Each line containing the word "label" should be found and copied.

* begin *

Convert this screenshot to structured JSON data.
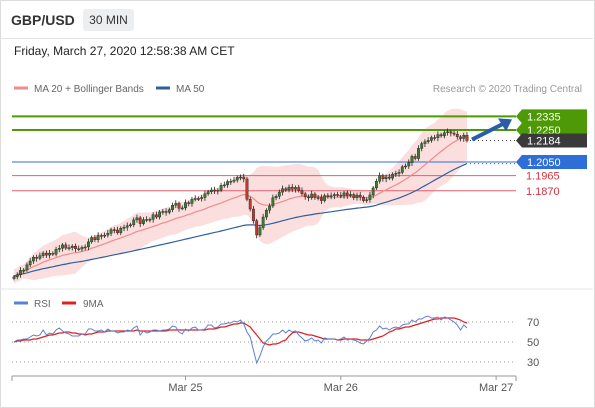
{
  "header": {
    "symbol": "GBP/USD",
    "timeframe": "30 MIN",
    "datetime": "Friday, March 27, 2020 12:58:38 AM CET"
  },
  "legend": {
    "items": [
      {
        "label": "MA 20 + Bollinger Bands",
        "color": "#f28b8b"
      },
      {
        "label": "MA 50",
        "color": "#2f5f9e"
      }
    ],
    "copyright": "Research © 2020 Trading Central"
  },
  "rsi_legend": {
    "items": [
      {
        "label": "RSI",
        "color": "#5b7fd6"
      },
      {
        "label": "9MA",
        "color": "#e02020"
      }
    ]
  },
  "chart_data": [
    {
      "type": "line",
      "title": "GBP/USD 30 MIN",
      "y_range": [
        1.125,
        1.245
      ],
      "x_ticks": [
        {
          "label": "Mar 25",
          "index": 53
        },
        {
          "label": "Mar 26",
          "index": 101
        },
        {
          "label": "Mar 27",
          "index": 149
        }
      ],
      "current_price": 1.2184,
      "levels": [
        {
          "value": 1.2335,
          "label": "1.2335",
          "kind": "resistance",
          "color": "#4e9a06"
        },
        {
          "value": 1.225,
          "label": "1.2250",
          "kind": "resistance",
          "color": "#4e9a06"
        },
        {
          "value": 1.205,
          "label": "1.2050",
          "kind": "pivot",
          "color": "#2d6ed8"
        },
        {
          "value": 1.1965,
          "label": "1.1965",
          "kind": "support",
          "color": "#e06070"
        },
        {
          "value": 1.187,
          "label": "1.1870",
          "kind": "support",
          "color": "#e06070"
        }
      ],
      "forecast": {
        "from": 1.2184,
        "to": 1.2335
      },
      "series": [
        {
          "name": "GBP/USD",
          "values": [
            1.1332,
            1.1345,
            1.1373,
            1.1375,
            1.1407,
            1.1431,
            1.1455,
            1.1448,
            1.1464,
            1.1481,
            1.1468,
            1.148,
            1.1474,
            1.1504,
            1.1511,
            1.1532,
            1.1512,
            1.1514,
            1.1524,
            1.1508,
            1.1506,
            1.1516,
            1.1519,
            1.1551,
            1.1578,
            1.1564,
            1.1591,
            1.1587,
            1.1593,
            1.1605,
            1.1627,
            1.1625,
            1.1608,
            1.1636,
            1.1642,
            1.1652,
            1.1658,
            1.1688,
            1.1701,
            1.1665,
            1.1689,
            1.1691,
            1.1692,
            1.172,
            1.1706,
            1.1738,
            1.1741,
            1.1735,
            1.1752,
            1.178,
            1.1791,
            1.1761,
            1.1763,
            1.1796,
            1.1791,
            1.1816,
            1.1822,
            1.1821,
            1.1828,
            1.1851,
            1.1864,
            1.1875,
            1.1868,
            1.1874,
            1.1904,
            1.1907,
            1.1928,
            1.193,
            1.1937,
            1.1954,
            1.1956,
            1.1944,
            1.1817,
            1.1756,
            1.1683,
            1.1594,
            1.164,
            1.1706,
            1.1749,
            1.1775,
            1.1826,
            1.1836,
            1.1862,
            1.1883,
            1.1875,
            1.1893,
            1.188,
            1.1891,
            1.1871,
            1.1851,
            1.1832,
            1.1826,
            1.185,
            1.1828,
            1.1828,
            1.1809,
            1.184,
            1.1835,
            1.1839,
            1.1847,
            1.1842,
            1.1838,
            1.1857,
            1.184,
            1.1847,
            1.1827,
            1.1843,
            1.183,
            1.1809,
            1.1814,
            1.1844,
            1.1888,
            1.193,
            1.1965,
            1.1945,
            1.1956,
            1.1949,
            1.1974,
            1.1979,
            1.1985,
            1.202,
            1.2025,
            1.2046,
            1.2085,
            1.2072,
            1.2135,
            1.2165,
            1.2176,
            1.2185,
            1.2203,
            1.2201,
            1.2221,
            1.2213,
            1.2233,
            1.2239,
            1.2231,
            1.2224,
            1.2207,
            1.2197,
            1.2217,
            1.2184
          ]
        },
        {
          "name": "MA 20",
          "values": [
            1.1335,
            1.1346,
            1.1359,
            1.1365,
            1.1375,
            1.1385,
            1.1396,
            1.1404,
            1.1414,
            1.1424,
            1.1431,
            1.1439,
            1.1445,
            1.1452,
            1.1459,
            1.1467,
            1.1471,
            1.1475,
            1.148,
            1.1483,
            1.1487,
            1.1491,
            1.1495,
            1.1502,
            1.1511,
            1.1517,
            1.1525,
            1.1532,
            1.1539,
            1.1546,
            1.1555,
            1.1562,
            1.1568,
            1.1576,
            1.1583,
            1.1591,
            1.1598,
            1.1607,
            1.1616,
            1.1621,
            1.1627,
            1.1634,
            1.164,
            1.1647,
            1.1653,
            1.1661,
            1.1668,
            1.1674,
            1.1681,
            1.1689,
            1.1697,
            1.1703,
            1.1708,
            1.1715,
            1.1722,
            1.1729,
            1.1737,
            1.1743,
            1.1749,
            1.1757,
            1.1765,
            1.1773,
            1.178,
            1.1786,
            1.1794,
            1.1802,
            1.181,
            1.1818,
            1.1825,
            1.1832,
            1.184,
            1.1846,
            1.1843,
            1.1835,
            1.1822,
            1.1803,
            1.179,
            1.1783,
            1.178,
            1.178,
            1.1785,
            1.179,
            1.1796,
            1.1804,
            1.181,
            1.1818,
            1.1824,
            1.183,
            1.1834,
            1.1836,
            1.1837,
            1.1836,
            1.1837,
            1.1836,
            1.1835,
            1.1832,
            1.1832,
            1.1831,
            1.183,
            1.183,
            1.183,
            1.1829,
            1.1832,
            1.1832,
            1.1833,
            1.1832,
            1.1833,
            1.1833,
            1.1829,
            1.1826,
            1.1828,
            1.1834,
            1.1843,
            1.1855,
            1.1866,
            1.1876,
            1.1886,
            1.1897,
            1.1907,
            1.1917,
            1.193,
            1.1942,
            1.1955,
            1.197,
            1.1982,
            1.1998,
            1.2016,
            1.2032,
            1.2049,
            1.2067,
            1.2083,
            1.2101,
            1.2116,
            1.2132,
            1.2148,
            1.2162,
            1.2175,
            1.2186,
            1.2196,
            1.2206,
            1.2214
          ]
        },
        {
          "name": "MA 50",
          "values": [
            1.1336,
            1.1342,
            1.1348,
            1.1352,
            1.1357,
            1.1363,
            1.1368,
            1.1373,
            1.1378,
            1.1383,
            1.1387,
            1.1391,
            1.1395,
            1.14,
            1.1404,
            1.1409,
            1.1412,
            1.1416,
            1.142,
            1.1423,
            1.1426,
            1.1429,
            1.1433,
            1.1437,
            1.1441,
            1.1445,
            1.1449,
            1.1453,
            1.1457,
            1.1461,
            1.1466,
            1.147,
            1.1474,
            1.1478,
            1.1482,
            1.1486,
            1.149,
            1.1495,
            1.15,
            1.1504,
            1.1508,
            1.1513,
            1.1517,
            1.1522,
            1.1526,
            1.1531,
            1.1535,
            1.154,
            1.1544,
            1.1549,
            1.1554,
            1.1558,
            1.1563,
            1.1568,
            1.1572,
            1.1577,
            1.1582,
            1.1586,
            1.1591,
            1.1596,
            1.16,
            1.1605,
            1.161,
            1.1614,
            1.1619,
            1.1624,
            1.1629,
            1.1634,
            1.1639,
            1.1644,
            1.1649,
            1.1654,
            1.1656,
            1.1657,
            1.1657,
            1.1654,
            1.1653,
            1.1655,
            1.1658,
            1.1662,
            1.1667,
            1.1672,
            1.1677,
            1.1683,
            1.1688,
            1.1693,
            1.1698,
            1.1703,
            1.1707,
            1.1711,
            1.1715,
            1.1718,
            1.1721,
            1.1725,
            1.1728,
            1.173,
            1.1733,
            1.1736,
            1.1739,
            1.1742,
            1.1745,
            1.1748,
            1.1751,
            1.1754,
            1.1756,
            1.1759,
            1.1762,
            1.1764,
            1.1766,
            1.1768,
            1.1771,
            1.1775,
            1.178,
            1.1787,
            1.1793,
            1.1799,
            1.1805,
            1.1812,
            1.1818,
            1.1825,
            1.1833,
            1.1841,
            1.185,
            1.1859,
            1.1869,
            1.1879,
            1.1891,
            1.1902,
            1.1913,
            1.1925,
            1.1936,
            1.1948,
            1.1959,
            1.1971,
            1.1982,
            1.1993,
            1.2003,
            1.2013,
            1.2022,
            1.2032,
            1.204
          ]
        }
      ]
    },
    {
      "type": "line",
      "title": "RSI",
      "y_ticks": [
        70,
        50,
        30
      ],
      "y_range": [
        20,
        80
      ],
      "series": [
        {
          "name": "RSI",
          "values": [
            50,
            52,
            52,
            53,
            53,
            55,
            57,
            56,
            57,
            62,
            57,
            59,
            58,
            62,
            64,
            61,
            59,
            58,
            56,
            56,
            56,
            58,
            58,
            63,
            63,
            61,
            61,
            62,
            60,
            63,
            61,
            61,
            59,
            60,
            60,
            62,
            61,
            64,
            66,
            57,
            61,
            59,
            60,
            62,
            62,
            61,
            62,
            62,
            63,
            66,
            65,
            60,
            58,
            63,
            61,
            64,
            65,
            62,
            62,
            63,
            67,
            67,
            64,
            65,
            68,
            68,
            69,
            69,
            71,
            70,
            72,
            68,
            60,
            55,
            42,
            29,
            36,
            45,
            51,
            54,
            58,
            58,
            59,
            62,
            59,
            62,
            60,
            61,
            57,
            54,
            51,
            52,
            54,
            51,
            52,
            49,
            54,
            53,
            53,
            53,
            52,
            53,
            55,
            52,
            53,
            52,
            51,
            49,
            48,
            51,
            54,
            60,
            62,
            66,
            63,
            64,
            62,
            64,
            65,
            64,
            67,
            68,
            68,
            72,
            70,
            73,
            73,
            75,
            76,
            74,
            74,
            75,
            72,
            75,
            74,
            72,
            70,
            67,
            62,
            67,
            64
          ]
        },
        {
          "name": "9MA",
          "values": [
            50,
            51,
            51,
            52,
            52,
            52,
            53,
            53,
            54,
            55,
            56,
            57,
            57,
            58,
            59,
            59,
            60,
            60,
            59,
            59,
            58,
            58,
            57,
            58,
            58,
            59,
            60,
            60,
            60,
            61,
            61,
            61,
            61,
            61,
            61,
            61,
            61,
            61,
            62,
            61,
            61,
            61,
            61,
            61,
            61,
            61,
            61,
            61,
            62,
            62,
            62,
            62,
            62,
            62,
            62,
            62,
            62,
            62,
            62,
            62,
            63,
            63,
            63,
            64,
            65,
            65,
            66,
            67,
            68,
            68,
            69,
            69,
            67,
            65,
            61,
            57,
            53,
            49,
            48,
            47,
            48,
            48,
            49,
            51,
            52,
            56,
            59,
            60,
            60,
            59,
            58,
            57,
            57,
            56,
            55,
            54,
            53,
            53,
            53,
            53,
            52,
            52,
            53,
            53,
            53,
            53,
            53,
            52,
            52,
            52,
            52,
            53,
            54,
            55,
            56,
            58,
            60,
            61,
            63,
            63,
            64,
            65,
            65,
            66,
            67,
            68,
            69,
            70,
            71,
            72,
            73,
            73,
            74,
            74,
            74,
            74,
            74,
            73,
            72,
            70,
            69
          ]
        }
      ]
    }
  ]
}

* end *

Answer below:
        "label": "MA 20 + Bollinger Bands",
        "label": "MA 50",
        "label": "RSI",
        "label": "9MA",
          "label": "Mar 25",
          "label": "Mar 26",
          "label": "Mar 27",
          "label": "1.2335",
          "label": "1.2250",
          "label": "1.2050",
          "label": "1.1965",
          "label": "1.1870",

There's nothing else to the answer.